Items from a figure collection:
=-=-=-=-=

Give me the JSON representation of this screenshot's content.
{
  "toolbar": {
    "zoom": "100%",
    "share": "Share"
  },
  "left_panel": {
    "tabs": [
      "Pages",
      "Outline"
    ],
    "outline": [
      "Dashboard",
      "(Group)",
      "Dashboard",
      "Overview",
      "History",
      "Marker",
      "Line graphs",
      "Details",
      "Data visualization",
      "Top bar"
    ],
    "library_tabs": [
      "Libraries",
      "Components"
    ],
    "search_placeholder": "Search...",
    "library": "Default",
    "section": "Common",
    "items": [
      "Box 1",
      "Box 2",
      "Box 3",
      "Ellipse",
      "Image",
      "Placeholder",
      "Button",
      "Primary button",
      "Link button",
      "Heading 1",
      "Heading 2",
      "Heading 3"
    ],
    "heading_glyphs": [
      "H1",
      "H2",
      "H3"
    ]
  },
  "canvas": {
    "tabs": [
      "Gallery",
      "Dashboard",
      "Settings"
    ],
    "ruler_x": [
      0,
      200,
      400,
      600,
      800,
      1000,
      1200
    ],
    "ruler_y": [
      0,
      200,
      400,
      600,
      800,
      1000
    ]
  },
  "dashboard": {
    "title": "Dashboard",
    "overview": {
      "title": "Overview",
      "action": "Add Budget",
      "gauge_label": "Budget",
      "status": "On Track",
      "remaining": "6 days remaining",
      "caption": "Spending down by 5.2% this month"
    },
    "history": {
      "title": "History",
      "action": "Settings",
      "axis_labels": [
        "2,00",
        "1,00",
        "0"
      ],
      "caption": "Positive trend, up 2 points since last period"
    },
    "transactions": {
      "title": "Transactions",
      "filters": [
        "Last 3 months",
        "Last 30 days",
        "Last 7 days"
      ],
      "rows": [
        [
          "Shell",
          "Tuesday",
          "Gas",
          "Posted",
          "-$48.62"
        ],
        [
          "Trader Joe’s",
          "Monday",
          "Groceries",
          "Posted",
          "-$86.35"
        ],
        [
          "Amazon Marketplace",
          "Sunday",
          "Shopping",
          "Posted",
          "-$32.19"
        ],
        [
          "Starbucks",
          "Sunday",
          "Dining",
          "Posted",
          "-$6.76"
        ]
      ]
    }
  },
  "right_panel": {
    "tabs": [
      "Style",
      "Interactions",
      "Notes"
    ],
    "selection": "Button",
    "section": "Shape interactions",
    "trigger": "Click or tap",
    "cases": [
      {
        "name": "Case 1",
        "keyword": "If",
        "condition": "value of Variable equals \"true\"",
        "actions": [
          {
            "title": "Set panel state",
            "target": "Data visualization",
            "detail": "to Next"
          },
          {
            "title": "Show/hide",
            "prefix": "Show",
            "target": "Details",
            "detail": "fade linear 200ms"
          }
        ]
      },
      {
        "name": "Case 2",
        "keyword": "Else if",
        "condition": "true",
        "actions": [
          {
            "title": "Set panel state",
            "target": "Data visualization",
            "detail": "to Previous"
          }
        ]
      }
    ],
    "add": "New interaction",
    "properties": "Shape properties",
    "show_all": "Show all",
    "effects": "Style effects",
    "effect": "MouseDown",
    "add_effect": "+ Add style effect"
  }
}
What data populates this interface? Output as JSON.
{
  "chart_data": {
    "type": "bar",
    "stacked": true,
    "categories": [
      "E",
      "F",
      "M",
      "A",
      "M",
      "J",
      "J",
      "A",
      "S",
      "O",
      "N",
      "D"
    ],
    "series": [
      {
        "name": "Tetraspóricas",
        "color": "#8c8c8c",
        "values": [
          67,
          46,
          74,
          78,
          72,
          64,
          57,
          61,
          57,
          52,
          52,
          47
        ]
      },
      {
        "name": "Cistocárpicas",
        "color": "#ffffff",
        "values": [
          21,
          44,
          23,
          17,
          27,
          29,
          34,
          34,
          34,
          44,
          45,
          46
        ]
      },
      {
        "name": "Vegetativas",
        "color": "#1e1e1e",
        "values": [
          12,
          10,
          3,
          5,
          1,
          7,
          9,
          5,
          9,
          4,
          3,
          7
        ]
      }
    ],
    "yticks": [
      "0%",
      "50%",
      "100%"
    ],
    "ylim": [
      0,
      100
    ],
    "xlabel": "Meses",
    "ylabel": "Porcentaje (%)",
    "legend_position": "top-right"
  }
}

=-=-=-=-=

Gather all lines with the string "Shape" from the data.

    "section": "Shape interactions",
    "properties": "Shape properties",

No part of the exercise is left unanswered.